-- start of Data for this task --
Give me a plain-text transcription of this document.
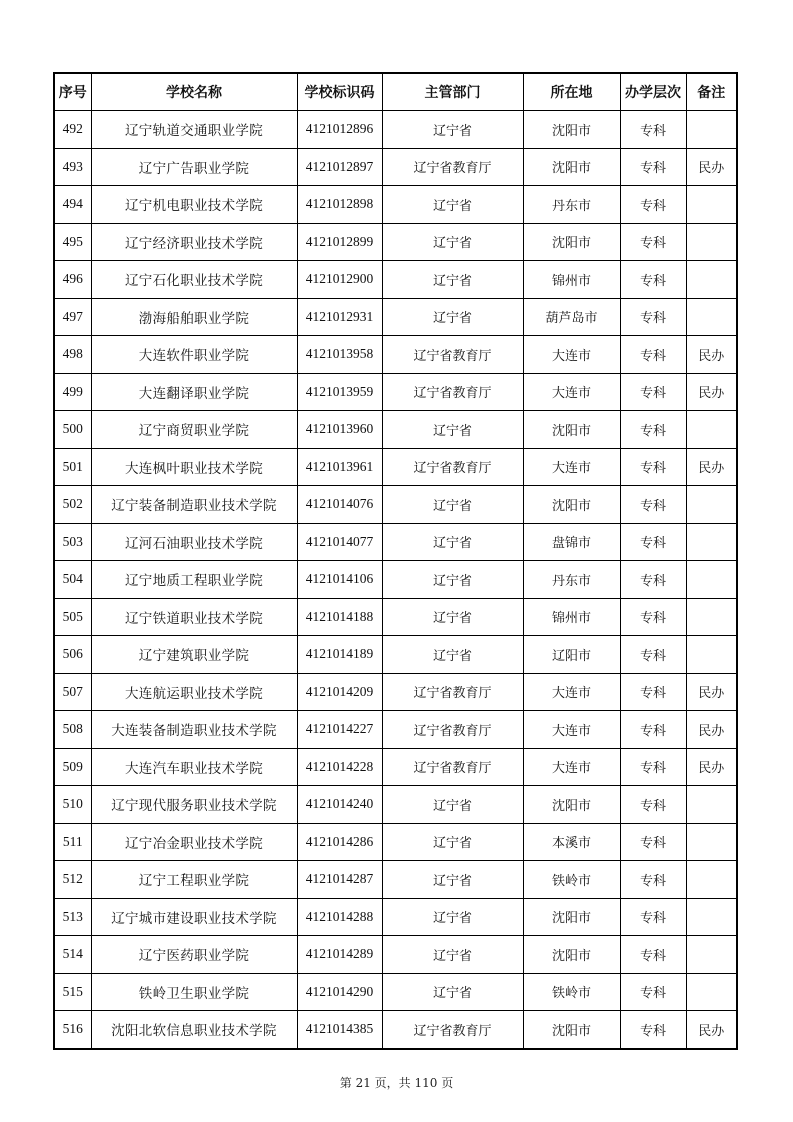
序号	学校名称	学校标识码	主管部门	所在地	办学层次	备注
492	辽宁轨道交通职业学院	4121012896	辽宁省	沈阳市	专科	
493	辽宁广告职业学院	4121012897	辽宁省教育厅	沈阳市	专科	民办
494	辽宁机电职业技术学院	4121012898	辽宁省	丹东市	专科	
495	辽宁经济职业技术学院	4121012899	辽宁省	沈阳市	专科	
496	辽宁石化职业技术学院	4121012900	辽宁省	锦州市	专科	
497	渤海船舶职业学院	4121012931	辽宁省	葫芦岛市	专科	
498	大连软件职业学院	4121013958	辽宁省教育厅	大连市	专科	民办
499	大连翻译职业学院	4121013959	辽宁省教育厅	大连市	专科	民办
500	辽宁商贸职业学院	4121013960	辽宁省	沈阳市	专科	
501	大连枫叶职业技术学院	4121013961	辽宁省教育厅	大连市	专科	民办
502	辽宁装备制造职业技术学院	4121014076	辽宁省	沈阳市	专科	
503	辽河石油职业技术学院	4121014077	辽宁省	盘锦市	专科	
504	辽宁地质工程职业学院	4121014106	辽宁省	丹东市	专科	
505	辽宁铁道职业技术学院	4121014188	辽宁省	锦州市	专科	
506	辽宁建筑职业学院	4121014189	辽宁省	辽阳市	专科	
507	大连航运职业技术学院	4121014209	辽宁省教育厅	大连市	专科	民办
508	大连装备制造职业技术学院	4121014227	辽宁省教育厅	大连市	专科	民办
509	大连汽车职业技术学院	4121014228	辽宁省教育厅	大连市	专科	民办
510	辽宁现代服务职业技术学院	4121014240	辽宁省	沈阳市	专科	
511	辽宁冶金职业技术学院	4121014286	辽宁省	本溪市	专科	
512	辽宁工程职业学院	4121014287	辽宁省	铁岭市	专科	
513	辽宁城市建设职业技术学院	4121014288	辽宁省	沈阳市	专科	
514	辽宁医药职业学院	4121014289	辽宁省	沈阳市	专科	
515	铁岭卫生职业学院	4121014290	辽宁省	铁岭市	专科	
516	沈阳北软信息职业技术学院	4121014385	辽宁省教育厅	沈阳市	专科	民办
第 21 页，共 110 页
-- end of Data for this task --
- What to work on
Return the material exactly as given, apart from the pictures.

- Worked solution
Give me a plain-text transcription of this document.
序号	学校名称	学校标识码	主管部门	所在地	办学层次	备注
492	辽宁轨道交通职业学院	4121012896	辽宁省	沈阳市	专科	
493	辽宁广告职业学院	4121012897	辽宁省教育厅	沈阳市	专科	民办
494	辽宁机电职业技术学院	4121012898	辽宁省	丹东市	专科	
495	辽宁经济职业技术学院	4121012899	辽宁省	沈阳市	专科	
496	辽宁石化职业技术学院	4121012900	辽宁省	锦州市	专科	
497	渤海船舶职业学院	4121012931	辽宁省	葫芦岛市	专科	
498	大连软件职业学院	4121013958	辽宁省教育厅	大连市	专科	民办
499	大连翻译职业学院	4121013959	辽宁省教育厅	大连市	专科	民办
500	辽宁商贸职业学院	4121013960	辽宁省	沈阳市	专科	
501	大连枫叶职业技术学院	4121013961	辽宁省教育厅	大连市	专科	民办
502	辽宁装备制造职业技术学院	4121014076	辽宁省	沈阳市	专科	
503	辽河石油职业技术学院	4121014077	辽宁省	盘锦市	专科	
504	辽宁地质工程职业学院	4121014106	辽宁省	丹东市	专科	
505	辽宁铁道职业技术学院	4121014188	辽宁省	锦州市	专科	
506	辽宁建筑职业学院	4121014189	辽宁省	辽阳市	专科	
507	大连航运职业技术学院	4121014209	辽宁省教育厅	大连市	专科	民办
508	大连装备制造职业技术学院	4121014227	辽宁省教育厅	大连市	专科	民办
509	大连汽车职业技术学院	4121014228	辽宁省教育厅	大连市	专科	民办
510	辽宁现代服务职业技术学院	4121014240	辽宁省	沈阳市	专科	
511	辽宁冶金职业技术学院	4121014286	辽宁省	本溪市	专科	
512	辽宁工程职业学院	4121014287	辽宁省	铁岭市	专科	
513	辽宁城市建设职业技术学院	4121014288	辽宁省	沈阳市	专科	
514	辽宁医药职业学院	4121014289	辽宁省	沈阳市	专科	
515	铁岭卫生职业学院	4121014290	辽宁省	铁岭市	专科	
516	沈阳北软信息职业技术学院	4121014385	辽宁省教育厅	沈阳市	专科	民办
第 21 页，共 110 页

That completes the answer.